═════ SUPPLIED DATA ═════

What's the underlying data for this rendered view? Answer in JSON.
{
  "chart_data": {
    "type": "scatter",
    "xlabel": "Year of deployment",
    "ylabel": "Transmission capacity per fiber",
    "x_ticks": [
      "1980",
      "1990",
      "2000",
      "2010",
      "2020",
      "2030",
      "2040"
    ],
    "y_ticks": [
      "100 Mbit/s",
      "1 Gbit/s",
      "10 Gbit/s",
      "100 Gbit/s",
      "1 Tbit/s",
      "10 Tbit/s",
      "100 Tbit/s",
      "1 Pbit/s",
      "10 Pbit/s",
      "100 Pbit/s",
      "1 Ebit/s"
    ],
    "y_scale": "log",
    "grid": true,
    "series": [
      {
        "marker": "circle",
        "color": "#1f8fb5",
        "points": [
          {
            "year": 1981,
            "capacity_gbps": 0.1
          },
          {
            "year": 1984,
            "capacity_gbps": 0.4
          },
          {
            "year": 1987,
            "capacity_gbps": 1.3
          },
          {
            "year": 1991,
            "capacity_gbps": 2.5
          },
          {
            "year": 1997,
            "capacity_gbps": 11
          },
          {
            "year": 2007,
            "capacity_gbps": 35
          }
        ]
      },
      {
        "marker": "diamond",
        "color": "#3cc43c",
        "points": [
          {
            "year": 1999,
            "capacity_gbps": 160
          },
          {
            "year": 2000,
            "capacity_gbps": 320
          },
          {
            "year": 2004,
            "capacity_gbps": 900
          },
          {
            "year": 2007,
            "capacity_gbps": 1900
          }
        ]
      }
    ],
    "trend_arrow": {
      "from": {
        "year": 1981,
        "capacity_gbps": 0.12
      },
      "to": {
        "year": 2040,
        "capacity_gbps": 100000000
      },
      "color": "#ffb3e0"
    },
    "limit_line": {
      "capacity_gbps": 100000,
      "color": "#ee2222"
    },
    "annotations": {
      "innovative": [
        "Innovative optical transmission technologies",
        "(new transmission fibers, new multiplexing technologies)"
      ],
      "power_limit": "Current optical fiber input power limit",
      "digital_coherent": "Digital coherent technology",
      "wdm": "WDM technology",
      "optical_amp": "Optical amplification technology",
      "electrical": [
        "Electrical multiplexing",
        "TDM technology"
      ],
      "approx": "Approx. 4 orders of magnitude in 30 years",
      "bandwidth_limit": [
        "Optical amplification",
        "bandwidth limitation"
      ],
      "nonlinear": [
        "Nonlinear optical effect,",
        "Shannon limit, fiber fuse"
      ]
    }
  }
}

═════

• **WHAT IS NEEDED**:
Repeat each record exactly. Omit nothing.

• **FINISHED TASK**:
What's the underlying data for this rendered view? Answer in JSON.
{
  "chart_data": {
    "type": "scatter",
    "xlabel": "Year of deployment",
    "ylabel": "Transmission capacity per fiber",
    "x_ticks": [
      "1980",
      "1990",
      "2000",
      "2010",
      "2020",
      "2030",
      "2040"
    ],
    "y_ticks": [
      "100 Mbit/s",
      "1 Gbit/s",
      "10 Gbit/s",
      "100 Gbit/s",
      "1 Tbit/s",
      "10 Tbit/s",
      "100 Tbit/s",
      "1 Pbit/s",
      "10 Pbit/s",
      "100 Pbit/s",
      "1 Ebit/s"
    ],
    "y_scale": "log",
    "grid": true,
    "series": [
      {
        "marker": "circle",
        "color": "#1f8fb5",
        "points": [
          {
            "year": 1981,
            "capacity_gbps": 0.1
          },
          {
            "year": 1984,
            "capacity_gbps": 0.4
          },
          {
            "year": 1987,
            "capacity_gbps": 1.3
          },
          {
            "year": 1991,
            "capacity_gbps": 2.5
          },
          {
            "year": 1997,
            "capacity_gbps": 11
          },
          {
            "year": 2007,
            "capacity_gbps": 35
          }
        ]
      },
      {
        "marker": "diamond",
        "color": "#3cc43c",
        "points": [
          {
            "year": 1999,
            "capacity_gbps": 160
          },
          {
            "year": 2000,
            "capacity_gbps": 320
          },
          {
            "year": 2004,
            "capacity_gbps": 900
          },
          {
            "year": 2007,
            "capacity_gbps": 1900
          }
        ]
      }
    ],
    "trend_arrow": {
      "from": {
        "year": 1981,
        "capacity_gbps": 0.12
      },
      "to": {
        "year": 2040,
        "capacity_gbps": 100000000
      },
      "color": "#ffb3e0"
    },
    "limit_line": {
      "capacity_gbps": 100000,
      "color": "#ee2222"
    },
    "annotations": {
      "innovative": [
        "Innovative optical transmission technologies",
        "(new transmission fibers, new multiplexing technologies)"
      ],
      "power_limit": "Current optical fiber input power limit",
      "digital_coherent": "Digital coherent technology",
      "wdm": "WDM technology",
      "optical_amp": "Optical amplification technology",
      "electrical": [
        "Electrical multiplexing",
        "TDM technology"
      ],
      "approx": "Approx. 4 orders of magnitude in 30 years",
      "bandwidth_limit": [
        "Optical amplification",
        "bandwidth limitation"
      ],
      "nonlinear": [
        "Nonlinear optical effect,",
        "Shannon limit, fiber fuse"
      ]
    }
  }
}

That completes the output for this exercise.